* _Given instruction_:
Print every record below exactly as written.

Records from a collection of figures:
• • • • • • •
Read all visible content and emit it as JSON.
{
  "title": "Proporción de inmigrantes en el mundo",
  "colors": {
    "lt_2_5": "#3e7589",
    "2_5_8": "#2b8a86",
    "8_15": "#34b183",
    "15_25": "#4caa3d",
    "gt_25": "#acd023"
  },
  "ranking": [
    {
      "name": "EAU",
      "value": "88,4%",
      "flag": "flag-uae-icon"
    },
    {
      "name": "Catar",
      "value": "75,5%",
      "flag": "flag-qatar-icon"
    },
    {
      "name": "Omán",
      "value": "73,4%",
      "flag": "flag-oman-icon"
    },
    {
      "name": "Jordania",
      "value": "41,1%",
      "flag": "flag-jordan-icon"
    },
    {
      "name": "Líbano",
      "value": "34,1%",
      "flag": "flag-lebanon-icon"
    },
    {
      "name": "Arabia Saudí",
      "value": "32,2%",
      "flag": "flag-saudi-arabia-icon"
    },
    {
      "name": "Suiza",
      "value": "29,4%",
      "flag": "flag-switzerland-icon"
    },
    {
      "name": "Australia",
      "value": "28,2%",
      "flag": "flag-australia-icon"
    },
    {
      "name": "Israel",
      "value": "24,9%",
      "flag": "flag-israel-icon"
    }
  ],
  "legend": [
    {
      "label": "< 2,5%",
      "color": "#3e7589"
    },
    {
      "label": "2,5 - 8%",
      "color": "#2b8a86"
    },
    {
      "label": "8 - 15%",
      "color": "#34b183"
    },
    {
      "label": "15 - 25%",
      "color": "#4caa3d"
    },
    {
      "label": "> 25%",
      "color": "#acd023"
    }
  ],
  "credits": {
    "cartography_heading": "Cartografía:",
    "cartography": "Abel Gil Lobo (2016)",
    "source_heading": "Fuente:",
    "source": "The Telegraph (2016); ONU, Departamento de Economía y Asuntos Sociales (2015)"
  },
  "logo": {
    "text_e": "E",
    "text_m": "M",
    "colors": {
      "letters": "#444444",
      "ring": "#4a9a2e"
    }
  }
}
• • • • • • •
* _Answer to this task_:
Read all visible content and emit it as JSON.
{
  "title": "Proporción de inmigrantes en el mundo",
  "colors": {
    "lt_2_5": "#3e7589",
    "2_5_8": "#2b8a86",
    "8_15": "#34b183",
    "15_25": "#4caa3d",
    "gt_25": "#acd023"
  },
  "ranking": [
    {
      "name": "EAU",
      "value": "88,4%",
      "flag": "flag-uae-icon"
    },
    {
      "name": "Catar",
      "value": "75,5%",
      "flag": "flag-qatar-icon"
    },
    {
      "name": "Omán",
      "value": "73,4%",
      "flag": "flag-oman-icon"
    },
    {
      "name": "Jordania",
      "value": "41,1%",
      "flag": "flag-jordan-icon"
    },
    {
      "name": "Líbano",
      "value": "34,1%",
      "flag": "flag-lebanon-icon"
    },
    {
      "name": "Arabia Saudí",
      "value": "32,2%",
      "flag": "flag-saudi-arabia-icon"
    },
    {
      "name": "Suiza",
      "value": "29,4%",
      "flag": "flag-switzerland-icon"
    },
    {
      "name": "Australia",
      "value": "28,2%",
      "flag": "flag-australia-icon"
    },
    {
      "name": "Israel",
      "value": "24,9%",
      "flag": "flag-israel-icon"
    }
  ],
  "legend": [
    {
      "label": "< 2,5%",
      "color": "#3e7589"
    },
    {
      "label": "2,5 - 8%",
      "color": "#2b8a86"
    },
    {
      "label": "8 - 15%",
      "color": "#34b183"
    },
    {
      "label": "15 - 25%",
      "color": "#4caa3d"
    },
    {
      "label": "> 25%",
      "color": "#acd023"
    }
  ],
  "credits": {
    "cartography_heading": "Cartografía:",
    "cartography": "Abel Gil Lobo (2016)",
    "source_heading": "Fuente:",
    "source": "The Telegraph (2016); ONU, Departamento de Economía y Asuntos Sociales (2015)"
  },
  "logo": {
    "text_e": "E",
    "text_m": "M",
    "colors": {
      "letters": "#444444",
      "ring": "#4a9a2e"
    }
  }
}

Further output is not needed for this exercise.